* [EXTRACTED MATERIAL]:
━━━━━━

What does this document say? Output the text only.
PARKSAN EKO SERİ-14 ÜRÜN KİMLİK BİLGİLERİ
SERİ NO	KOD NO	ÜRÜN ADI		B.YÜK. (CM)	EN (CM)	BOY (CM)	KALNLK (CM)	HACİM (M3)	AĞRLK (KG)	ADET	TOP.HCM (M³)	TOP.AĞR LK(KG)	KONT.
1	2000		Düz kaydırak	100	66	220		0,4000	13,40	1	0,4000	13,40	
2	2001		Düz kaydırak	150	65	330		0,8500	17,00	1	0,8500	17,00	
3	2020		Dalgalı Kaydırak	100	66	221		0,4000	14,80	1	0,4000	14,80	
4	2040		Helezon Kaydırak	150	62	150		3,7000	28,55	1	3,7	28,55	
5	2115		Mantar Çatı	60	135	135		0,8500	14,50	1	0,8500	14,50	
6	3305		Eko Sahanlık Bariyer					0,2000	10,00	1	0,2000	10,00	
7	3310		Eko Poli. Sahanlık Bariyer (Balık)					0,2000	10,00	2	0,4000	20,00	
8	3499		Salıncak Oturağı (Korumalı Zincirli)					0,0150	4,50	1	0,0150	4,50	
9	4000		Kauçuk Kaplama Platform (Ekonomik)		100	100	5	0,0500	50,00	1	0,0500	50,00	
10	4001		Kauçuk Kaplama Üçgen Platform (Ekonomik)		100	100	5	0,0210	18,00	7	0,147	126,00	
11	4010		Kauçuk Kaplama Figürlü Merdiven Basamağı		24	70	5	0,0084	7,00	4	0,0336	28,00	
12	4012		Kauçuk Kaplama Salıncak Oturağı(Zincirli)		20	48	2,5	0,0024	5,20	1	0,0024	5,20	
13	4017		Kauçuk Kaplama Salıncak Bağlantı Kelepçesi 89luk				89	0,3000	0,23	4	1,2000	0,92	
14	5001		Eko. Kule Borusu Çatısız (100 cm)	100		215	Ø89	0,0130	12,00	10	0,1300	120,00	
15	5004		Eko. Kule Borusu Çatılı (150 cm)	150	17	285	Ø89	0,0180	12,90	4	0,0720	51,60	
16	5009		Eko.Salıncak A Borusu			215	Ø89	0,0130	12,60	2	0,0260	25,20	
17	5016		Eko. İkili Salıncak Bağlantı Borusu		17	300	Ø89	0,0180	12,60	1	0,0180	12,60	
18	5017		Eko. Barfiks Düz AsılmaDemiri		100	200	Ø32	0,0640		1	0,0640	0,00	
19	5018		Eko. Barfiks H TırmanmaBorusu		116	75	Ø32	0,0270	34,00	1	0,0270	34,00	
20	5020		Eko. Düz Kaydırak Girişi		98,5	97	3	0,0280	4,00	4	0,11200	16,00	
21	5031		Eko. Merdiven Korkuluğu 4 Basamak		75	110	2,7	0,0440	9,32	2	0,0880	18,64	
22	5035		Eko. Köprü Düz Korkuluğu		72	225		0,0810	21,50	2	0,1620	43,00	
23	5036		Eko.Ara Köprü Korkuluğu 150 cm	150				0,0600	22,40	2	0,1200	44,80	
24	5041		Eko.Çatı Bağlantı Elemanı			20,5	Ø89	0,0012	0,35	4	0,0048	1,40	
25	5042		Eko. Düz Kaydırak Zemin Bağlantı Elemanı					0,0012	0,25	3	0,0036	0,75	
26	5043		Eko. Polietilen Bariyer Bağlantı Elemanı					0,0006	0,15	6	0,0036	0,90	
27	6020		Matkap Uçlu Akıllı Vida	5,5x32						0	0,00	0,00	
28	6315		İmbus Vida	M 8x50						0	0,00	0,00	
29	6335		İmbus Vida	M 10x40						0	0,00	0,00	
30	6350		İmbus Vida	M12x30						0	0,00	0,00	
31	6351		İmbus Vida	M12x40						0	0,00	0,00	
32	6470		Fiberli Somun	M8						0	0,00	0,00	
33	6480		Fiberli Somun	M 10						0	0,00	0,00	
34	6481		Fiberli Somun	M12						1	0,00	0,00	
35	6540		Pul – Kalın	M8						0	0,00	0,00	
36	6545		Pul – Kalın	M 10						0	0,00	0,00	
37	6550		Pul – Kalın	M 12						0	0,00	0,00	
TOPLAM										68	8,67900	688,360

━━━━━━

* [PROBLEM REQUIREMENTS]: Exactly reproduce every line found in the records.

* [COMPLETED EXERCISE]:
What does this document say? Output the text only.
PARKSAN EKO SERİ-14 ÜRÜN KİMLİK BİLGİLERİ
SERİ NO	KOD NO	ÜRÜN ADI		B.YÜK. (CM)	EN (CM)	BOY (CM)	KALNLK (CM)	HACİM (M3)	AĞRLK (KG)	ADET	TOP.HCM (M³)	TOP.AĞR LK(KG)	KONT.
1	2000		Düz kaydırak	100	66	220		0,4000	13,40	1	0,4000	13,40	
2	2001		Düz kaydırak	150	65	330		0,8500	17,00	1	0,8500	17,00	
3	2020		Dalgalı Kaydırak	100	66	221		0,4000	14,80	1	0,4000	14,80	
4	2040		Helezon Kaydırak	150	62	150		3,7000	28,55	1	3,7	28,55	
5	2115		Mantar Çatı	60	135	135		0,8500	14,50	1	0,8500	14,50	
6	3305		Eko Sahanlık Bariyer					0,2000	10,00	1	0,2000	10,00	
7	3310		Eko Poli. Sahanlık Bariyer (Balık)					0,2000	10,00	2	0,4000	20,00	
8	3499		Salıncak Oturağı (Korumalı Zincirli)					0,0150	4,50	1	0,0150	4,50	
9	4000		Kauçuk Kaplama Platform (Ekonomik)		100	100	5	0,0500	50,00	1	0,0500	50,00	
10	4001		Kauçuk Kaplama Üçgen Platform (Ekonomik)		100	100	5	0,0210	18,00	7	0,147	126,00	
11	4010		Kauçuk Kaplama Figürlü Merdiven Basamağı		24	70	5	0,0084	7,00	4	0,0336	28,00	
12	4012		Kauçuk Kaplama Salıncak Oturağı(Zincirli)		20	48	2,5	0,0024	5,20	1	0,0024	5,20	
13	4017		Kauçuk Kaplama Salıncak Bağlantı Kelepçesi 89luk				89	0,3000	0,23	4	1,2000	0,92	
14	5001		Eko. Kule Borusu Çatısız (100 cm)	100		215	Ø89	0,0130	12,00	10	0,1300	120,00	
15	5004		Eko. Kule Borusu Çatılı (150 cm)	150	17	285	Ø89	0,0180	12,90	4	0,0720	51,60	
16	5009		Eko.Salıncak A Borusu			215	Ø89	0,0130	12,60	2	0,0260	25,20	
17	5016		Eko. İkili Salıncak Bağlantı Borusu		17	300	Ø89	0,0180	12,60	1	0,0180	12,60	
18	5017		Eko. Barfiks Düz AsılmaDemiri		100	200	Ø32	0,0640		1	0,0640	0,00	
19	5018		Eko. Barfiks H TırmanmaBorusu		116	75	Ø32	0,0270	34,00	1	0,0270	34,00	
20	5020		Eko. Düz Kaydırak Girişi		98,5	97	3	0,0280	4,00	4	0,11200	16,00	
21	5031		Eko. Merdiven Korkuluğu 4 Basamak		75	110	2,7	0,0440	9,32	2	0,0880	18,64	
22	5035		Eko. Köprü Düz Korkuluğu		72	225		0,0810	21,50	2	0,1620	43,00	
23	5036		Eko.Ara Köprü Korkuluğu 150 cm	150				0,0600	22,40	2	0,1200	44,80	
24	5041		Eko.Çatı Bağlantı Elemanı			20,5	Ø89	0,0012	0,35	4	0,0048	1,40	
25	5042		Eko. Düz Kaydırak Zemin Bağlantı Elemanı					0,0012	0,25	3	0,0036	0,75	
26	5043		Eko. Polietilen Bariyer Bağlantı Elemanı					0,0006	0,15	6	0,0036	0,90	
27	6020		Matkap Uçlu Akıllı Vida	5,5x32						0	0,00	0,00	
28	6315		İmbus Vida	M 8x50						0	0,00	0,00	
29	6335		İmbus Vida	M 10x40						0	0,00	0,00	
30	6350		İmbus Vida	M12x30						0	0,00	0,00	
31	6351		İmbus Vida	M12x40						0	0,00	0,00	
32	6470		Fiberli Somun	M8						0	0,00	0,00	
33	6480		Fiberli Somun	M 10						0	0,00	0,00	
34	6481		Fiberli Somun	M12						1	0,00	0,00	
35	6540		Pul – Kalın	M8						0	0,00	0,00	
36	6545		Pul – Kalın	M 10						0	0,00	0,00	
37	6550		Pul – Kalın	M 12						0	0,00	0,00	
TOPLAM										68	8,67900	688,360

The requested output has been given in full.